Extracted data entries
::::
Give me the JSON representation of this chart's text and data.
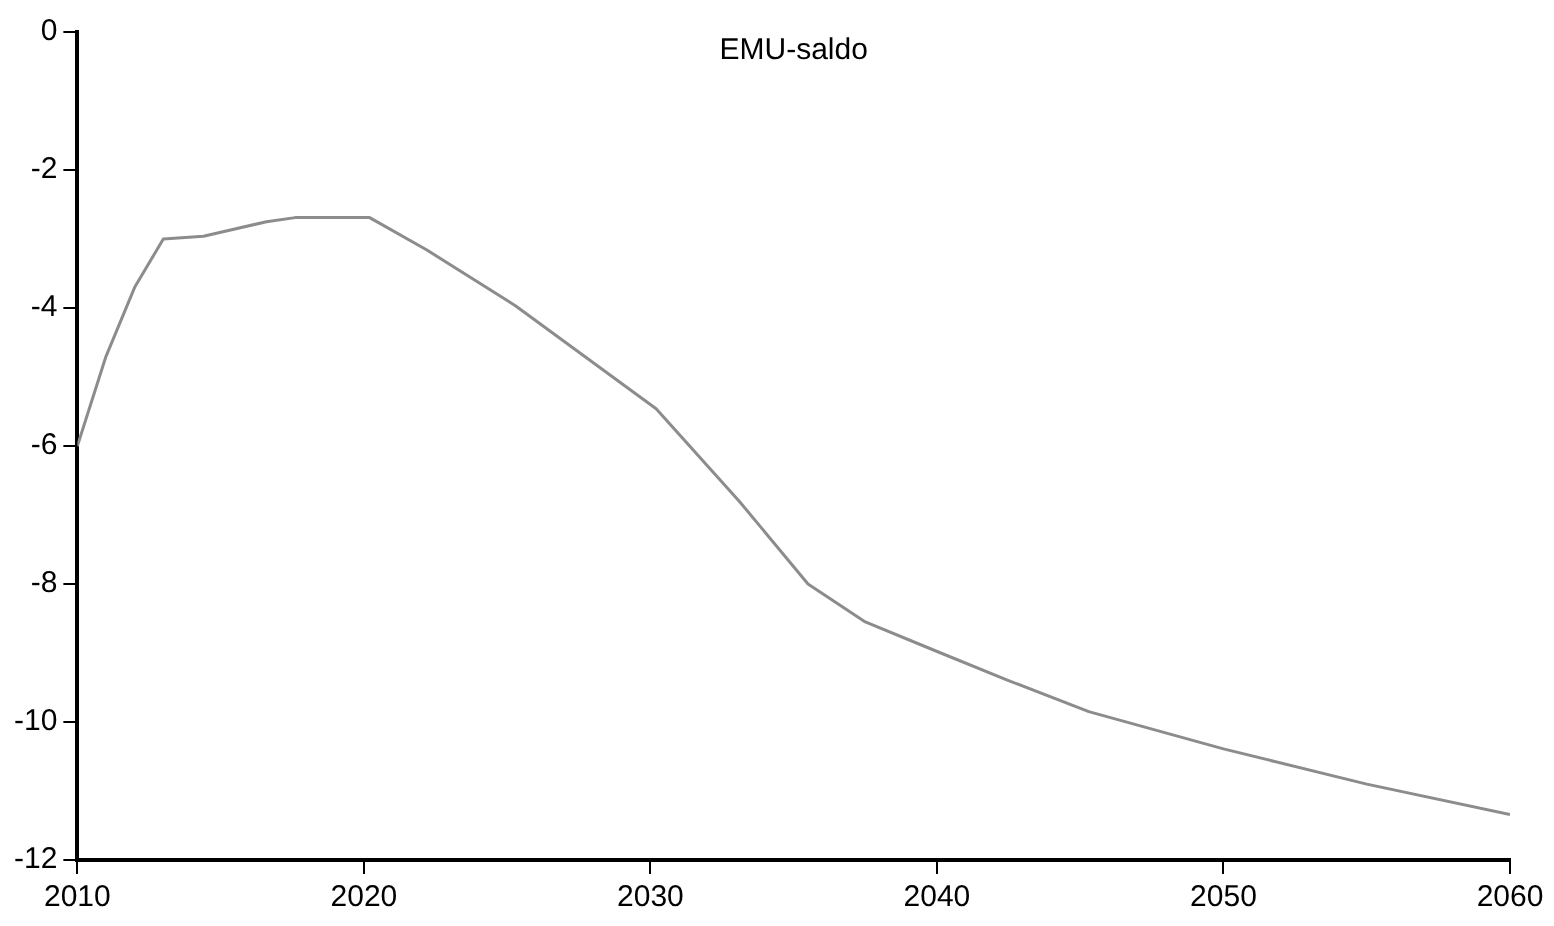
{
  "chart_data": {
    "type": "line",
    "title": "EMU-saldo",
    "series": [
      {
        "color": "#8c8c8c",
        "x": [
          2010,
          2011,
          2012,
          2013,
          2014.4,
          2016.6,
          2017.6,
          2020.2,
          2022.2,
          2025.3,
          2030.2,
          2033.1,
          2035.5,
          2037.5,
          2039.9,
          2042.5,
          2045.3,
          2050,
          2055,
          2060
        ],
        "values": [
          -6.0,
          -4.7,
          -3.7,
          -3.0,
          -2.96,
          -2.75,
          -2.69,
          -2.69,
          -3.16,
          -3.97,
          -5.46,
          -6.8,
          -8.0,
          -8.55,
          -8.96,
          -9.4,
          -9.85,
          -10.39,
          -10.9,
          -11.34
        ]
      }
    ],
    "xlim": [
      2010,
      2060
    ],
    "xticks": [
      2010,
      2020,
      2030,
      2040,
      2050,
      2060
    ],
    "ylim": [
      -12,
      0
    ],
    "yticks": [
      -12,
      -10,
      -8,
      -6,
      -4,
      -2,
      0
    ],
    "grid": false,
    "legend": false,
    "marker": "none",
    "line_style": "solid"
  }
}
::::
-- Requirements --
From the entries above, output every line exactly and omit any image.

-- Result --
Give me the JSON representation of this chart's text and data.
{
  "chart_data": {
    "type": "line",
    "title": "EMU-saldo",
    "series": [
      {
        "color": "#8c8c8c",
        "x": [
          2010,
          2011,
          2012,
          2013,
          2014.4,
          2016.6,
          2017.6,
          2020.2,
          2022.2,
          2025.3,
          2030.2,
          2033.1,
          2035.5,
          2037.5,
          2039.9,
          2042.5,
          2045.3,
          2050,
          2055,
          2060
        ],
        "values": [
          -6.0,
          -4.7,
          -3.7,
          -3.0,
          -2.96,
          -2.75,
          -2.69,
          -2.69,
          -3.16,
          -3.97,
          -5.46,
          -6.8,
          -8.0,
          -8.55,
          -8.96,
          -9.4,
          -9.85,
          -10.39,
          -10.9,
          -11.34
        ]
      }
    ],
    "xlim": [
      2010,
      2060
    ],
    "xticks": [
      2010,
      2020,
      2030,
      2040,
      2050,
      2060
    ],
    "ylim": [
      -12,
      0
    ],
    "yticks": [
      -12,
      -10,
      -8,
      -6,
      -4,
      -2,
      0
    ],
    "grid": false,
    "legend": false,
    "marker": "none",
    "line_style": "solid"
  }
}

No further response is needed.